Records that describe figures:
======

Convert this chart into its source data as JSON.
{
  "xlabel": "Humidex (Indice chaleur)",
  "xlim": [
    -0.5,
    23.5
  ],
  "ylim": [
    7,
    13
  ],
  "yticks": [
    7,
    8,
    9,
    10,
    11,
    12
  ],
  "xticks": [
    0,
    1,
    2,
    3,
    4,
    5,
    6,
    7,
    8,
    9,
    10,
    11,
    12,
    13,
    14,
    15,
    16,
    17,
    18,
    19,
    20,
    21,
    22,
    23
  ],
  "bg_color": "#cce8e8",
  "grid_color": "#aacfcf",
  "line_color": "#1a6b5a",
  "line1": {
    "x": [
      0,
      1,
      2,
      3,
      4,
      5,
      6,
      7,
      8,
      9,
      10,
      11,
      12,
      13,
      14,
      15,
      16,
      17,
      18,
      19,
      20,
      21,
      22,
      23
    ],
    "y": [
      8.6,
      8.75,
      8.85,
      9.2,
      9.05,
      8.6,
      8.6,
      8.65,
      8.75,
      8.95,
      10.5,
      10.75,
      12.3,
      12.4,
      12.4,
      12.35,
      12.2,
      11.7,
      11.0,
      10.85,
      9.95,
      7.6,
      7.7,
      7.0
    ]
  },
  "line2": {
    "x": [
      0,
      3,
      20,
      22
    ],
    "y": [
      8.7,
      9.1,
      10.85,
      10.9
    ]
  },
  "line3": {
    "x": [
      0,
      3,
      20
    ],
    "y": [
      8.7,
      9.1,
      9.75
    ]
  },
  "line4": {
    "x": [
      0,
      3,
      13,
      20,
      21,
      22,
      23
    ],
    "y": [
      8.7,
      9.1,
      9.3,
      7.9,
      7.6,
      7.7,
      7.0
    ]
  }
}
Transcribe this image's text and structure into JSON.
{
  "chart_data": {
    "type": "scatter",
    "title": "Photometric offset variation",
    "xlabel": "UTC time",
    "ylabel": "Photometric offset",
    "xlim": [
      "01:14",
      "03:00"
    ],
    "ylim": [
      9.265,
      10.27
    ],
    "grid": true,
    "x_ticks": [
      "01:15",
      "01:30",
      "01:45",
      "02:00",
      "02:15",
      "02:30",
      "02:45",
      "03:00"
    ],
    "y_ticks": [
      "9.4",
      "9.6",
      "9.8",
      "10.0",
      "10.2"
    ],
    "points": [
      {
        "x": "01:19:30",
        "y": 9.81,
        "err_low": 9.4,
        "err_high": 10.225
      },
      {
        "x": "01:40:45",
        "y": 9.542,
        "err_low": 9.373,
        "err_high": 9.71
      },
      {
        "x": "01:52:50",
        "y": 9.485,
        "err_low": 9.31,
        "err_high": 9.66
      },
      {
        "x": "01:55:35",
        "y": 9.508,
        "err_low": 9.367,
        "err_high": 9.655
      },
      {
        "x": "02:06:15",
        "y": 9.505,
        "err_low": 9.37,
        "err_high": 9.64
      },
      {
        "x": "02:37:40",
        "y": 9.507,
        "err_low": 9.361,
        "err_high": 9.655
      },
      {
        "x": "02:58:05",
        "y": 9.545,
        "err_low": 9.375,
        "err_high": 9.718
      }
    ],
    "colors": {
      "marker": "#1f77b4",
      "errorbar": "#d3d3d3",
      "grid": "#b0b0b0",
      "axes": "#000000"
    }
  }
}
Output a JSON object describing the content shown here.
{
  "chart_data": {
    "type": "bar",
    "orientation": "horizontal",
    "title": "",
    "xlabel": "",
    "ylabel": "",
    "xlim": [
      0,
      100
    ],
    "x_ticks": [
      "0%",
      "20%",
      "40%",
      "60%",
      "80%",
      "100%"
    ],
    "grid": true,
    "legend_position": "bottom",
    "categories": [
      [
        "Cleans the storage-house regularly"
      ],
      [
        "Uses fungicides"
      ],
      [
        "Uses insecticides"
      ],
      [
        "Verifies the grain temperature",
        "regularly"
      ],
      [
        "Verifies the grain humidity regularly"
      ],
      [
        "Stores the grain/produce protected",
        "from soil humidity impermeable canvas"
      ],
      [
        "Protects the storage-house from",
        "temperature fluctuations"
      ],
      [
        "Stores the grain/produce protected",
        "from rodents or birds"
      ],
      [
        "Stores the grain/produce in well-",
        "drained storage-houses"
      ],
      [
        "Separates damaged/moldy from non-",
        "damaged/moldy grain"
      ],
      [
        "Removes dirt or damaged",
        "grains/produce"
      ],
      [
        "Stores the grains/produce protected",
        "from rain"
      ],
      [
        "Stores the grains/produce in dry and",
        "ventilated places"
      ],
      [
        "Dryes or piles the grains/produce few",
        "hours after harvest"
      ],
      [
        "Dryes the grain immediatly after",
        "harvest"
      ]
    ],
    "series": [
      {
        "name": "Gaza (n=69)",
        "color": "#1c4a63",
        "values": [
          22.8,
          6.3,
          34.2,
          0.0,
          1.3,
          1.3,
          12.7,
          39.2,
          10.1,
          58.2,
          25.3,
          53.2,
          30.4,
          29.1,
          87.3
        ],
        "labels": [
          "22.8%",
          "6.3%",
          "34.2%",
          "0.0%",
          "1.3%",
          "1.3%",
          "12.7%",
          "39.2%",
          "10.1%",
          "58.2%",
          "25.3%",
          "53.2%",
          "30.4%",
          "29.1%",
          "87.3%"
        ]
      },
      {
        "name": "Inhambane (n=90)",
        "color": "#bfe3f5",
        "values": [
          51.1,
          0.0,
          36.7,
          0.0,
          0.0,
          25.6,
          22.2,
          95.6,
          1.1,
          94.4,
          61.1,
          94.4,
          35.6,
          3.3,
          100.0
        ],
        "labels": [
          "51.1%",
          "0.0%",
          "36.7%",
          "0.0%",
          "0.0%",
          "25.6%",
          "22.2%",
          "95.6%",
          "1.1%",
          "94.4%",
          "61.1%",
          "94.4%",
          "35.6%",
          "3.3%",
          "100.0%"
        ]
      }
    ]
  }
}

======

=== What is needed ===
Please list every line of the records that contains "into".

=== Correct response ===
Convert this chart into its source data as JSON.
Transcribe this image's text and structure into JSON.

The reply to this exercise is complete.